== Records for the exercise

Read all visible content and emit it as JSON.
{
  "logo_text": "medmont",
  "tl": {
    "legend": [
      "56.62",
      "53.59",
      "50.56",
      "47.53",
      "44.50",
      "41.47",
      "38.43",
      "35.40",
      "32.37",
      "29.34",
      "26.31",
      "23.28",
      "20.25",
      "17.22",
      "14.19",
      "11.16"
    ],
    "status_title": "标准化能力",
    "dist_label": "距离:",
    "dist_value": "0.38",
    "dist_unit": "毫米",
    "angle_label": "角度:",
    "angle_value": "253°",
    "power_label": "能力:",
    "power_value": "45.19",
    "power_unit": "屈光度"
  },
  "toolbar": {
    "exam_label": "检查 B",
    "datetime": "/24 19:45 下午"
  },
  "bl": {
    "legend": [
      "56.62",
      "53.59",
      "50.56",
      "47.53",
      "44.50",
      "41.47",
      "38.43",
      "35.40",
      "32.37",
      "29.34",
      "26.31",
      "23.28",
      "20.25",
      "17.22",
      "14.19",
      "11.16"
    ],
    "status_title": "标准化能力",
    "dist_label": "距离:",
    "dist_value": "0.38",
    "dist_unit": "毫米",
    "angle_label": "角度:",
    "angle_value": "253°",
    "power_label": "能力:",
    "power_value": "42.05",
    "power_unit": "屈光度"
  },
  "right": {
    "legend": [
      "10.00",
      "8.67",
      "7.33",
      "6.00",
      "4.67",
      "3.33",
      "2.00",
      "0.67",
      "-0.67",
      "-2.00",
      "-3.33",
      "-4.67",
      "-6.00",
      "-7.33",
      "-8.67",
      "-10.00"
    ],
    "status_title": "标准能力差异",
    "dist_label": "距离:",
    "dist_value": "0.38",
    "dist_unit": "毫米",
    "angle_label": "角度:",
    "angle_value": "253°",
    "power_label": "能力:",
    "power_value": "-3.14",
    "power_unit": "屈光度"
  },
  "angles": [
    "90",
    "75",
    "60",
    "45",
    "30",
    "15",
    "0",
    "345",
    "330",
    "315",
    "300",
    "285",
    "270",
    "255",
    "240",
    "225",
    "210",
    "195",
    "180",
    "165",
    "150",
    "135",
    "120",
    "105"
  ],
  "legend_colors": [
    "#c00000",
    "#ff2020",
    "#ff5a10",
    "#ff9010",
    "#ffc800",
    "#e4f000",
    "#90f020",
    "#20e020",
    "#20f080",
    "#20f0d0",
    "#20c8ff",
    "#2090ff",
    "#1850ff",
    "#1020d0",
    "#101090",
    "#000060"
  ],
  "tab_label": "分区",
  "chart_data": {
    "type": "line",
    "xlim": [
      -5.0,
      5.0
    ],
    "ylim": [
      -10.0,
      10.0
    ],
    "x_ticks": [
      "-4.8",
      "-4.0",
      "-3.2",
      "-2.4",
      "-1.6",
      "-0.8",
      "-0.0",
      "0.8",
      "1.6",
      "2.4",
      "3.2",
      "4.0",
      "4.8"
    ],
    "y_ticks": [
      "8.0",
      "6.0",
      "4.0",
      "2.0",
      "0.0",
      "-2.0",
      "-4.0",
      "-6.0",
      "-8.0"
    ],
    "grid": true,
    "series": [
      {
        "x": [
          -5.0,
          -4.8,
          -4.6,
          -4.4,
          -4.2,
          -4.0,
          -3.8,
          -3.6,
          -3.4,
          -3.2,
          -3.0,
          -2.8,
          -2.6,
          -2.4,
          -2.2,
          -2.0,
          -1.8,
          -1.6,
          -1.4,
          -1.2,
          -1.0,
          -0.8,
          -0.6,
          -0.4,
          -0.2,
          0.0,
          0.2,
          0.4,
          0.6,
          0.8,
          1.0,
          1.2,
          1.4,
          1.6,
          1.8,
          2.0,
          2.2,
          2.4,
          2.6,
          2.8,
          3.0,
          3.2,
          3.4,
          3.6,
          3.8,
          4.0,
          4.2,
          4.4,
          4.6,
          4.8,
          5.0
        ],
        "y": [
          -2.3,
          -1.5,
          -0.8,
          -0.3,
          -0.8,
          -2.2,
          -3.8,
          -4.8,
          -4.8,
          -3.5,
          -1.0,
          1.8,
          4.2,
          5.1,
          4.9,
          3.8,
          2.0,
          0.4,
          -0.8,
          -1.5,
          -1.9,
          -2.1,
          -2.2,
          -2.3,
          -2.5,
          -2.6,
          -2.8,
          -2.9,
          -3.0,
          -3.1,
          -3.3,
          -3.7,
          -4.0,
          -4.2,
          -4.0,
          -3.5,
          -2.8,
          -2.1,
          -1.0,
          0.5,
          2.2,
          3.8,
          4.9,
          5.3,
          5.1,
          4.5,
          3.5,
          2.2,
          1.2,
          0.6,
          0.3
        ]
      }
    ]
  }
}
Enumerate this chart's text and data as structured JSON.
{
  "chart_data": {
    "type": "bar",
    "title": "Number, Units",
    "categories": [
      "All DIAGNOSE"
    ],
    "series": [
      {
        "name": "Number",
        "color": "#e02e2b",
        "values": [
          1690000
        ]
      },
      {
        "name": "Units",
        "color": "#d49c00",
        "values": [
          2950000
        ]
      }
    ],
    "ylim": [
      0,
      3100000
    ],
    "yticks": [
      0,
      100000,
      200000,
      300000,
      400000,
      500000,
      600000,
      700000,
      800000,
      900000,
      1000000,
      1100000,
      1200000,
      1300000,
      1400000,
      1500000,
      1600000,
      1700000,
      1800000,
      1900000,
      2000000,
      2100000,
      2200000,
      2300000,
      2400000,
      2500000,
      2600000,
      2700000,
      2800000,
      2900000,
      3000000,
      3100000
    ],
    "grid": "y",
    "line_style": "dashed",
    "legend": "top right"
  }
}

====

■ Work to be completed
Write down every line of the data exactly as it appears above.

■ Reply to the exercise
Read all visible content and emit it as JSON.
{
  "logo_text": "medmont",
  "tl": {
    "legend": [
      "56.62",
      "53.59",
      "50.56",
      "47.53",
      "44.50",
      "41.47",
      "38.43",
      "35.40",
      "32.37",
      "29.34",
      "26.31",
      "23.28",
      "20.25",
      "17.22",
      "14.19",
      "11.16"
    ],
    "status_title": "标准化能力",
    "dist_label": "距离:",
    "dist_value": "0.38",
    "dist_unit": "毫米",
    "angle_label": "角度:",
    "angle_value": "253°",
    "power_label": "能力:",
    "power_value": "45.19",
    "power_unit": "屈光度"
  },
  "toolbar": {
    "exam_label": "检查 B",
    "datetime": "/24 19:45 下午"
  },
  "bl": {
    "legend": [
      "56.62",
      "53.59",
      "50.56",
      "47.53",
      "44.50",
      "41.47",
      "38.43",
      "35.40",
      "32.37",
      "29.34",
      "26.31",
      "23.28",
      "20.25",
      "17.22",
      "14.19",
      "11.16"
    ],
    "status_title": "标准化能力",
    "dist_label": "距离:",
    "dist_value": "0.38",
    "dist_unit": "毫米",
    "angle_label": "角度:",
    "angle_value": "253°",
    "power_label": "能力:",
    "power_value": "42.05",
    "power_unit": "屈光度"
  },
  "right": {
    "legend": [
      "10.00",
      "8.67",
      "7.33",
      "6.00",
      "4.67",
      "3.33",
      "2.00",
      "0.67",
      "-0.67",
      "-2.00",
      "-3.33",
      "-4.67",
      "-6.00",
      "-7.33",
      "-8.67",
      "-10.00"
    ],
    "status_title": "标准能力差异",
    "dist_label": "距离:",
    "dist_value": "0.38",
    "dist_unit": "毫米",
    "angle_label": "角度:",
    "angle_value": "253°",
    "power_label": "能力:",
    "power_value": "-3.14",
    "power_unit": "屈光度"
  },
  "angles": [
    "90",
    "75",
    "60",
    "45",
    "30",
    "15",
    "0",
    "345",
    "330",
    "315",
    "300",
    "285",
    "270",
    "255",
    "240",
    "225",
    "210",
    "195",
    "180",
    "165",
    "150",
    "135",
    "120",
    "105"
  ],
  "legend_colors": [
    "#c00000",
    "#ff2020",
    "#ff5a10",
    "#ff9010",
    "#ffc800",
    "#e4f000",
    "#90f020",
    "#20e020",
    "#20f080",
    "#20f0d0",
    "#20c8ff",
    "#2090ff",
    "#1850ff",
    "#1020d0",
    "#101090",
    "#000060"
  ],
  "tab_label": "分区",
  "chart_data": {
    "type": "line",
    "xlim": [
      -5.0,
      5.0
    ],
    "ylim": [
      -10.0,
      10.0
    ],
    "x_ticks": [
      "-4.8",
      "-4.0",
      "-3.2",
      "-2.4",
      "-1.6",
      "-0.8",
      "-0.0",
      "0.8",
      "1.6",
      "2.4",
      "3.2",
      "4.0",
      "4.8"
    ],
    "y_ticks": [
      "8.0",
      "6.0",
      "4.0",
      "2.0",
      "0.0",
      "-2.0",
      "-4.0",
      "-6.0",
      "-8.0"
    ],
    "grid": true,
    "series": [
      {
        "x": [
          -5.0,
          -4.8,
          -4.6,
          -4.4,
          -4.2,
          -4.0,
          -3.8,
          -3.6,
          -3.4,
          -3.2,
          -3.0,
          -2.8,
          -2.6,
          -2.4,
          -2.2,
          -2.0,
          -1.8,
          -1.6,
          -1.4,
          -1.2,
          -1.0,
          -0.8,
          -0.6,
          -0.4,
          -0.2,
          0.0,
          0.2,
          0.4,
          0.6,
          0.8,
          1.0,
          1.2,
          1.4,
          1.6,
          1.8,
          2.0,
          2.2,
          2.4,
          2.6,
          2.8,
          3.0,
          3.2,
          3.4,
          3.6,
          3.8,
          4.0,
          4.2,
          4.4,
          4.6,
          4.8,
          5.0
        ],
        "y": [
          -2.3,
          -1.5,
          -0.8,
          -0.3,
          -0.8,
          -2.2,
          -3.8,
          -4.8,
          -4.8,
          -3.5,
          -1.0,
          1.8,
          4.2,
          5.1,
          4.9,
          3.8,
          2.0,
          0.4,
          -0.8,
          -1.5,
          -1.9,
          -2.1,
          -2.2,
          -2.3,
          -2.5,
          -2.6,
          -2.8,
          -2.9,
          -3.0,
          -3.1,
          -3.3,
          -3.7,
          -4.0,
          -4.2,
          -4.0,
          -3.5,
          -2.8,
          -2.1,
          -1.0,
          0.5,
          2.2,
          3.8,
          4.9,
          5.3,
          5.1,
          4.5,
          3.5,
          2.2,
          1.2,
          0.6,
          0.3
        ]
      }
    ]
  }
}
Enumerate this chart's text and data as structured JSON.
{
  "chart_data": {
    "type": "bar",
    "title": "Number, Units",
    "categories": [
      "All DIAGNOSE"
    ],
    "series": [
      {
        "name": "Number",
        "color": "#e02e2b",
        "values": [
          1690000
        ]
      },
      {
        "name": "Units",
        "color": "#d49c00",
        "values": [
          2950000
        ]
      }
    ],
    "ylim": [
      0,
      3100000
    ],
    "yticks": [
      0,
      100000,
      200000,
      300000,
      400000,
      500000,
      600000,
      700000,
      800000,
      900000,
      1000000,
      1100000,
      1200000,
      1300000,
      1400000,
      1500000,
      1600000,
      1700000,
      1800000,
      1900000,
      2000000,
      2100000,
      2200000,
      2300000,
      2400000,
      2500000,
      2600000,
      2700000,
      2800000,
      2900000,
      3000000,
      3100000
    ],
    "grid": "y",
    "line_style": "dashed",
    "legend": "top right"
  }
}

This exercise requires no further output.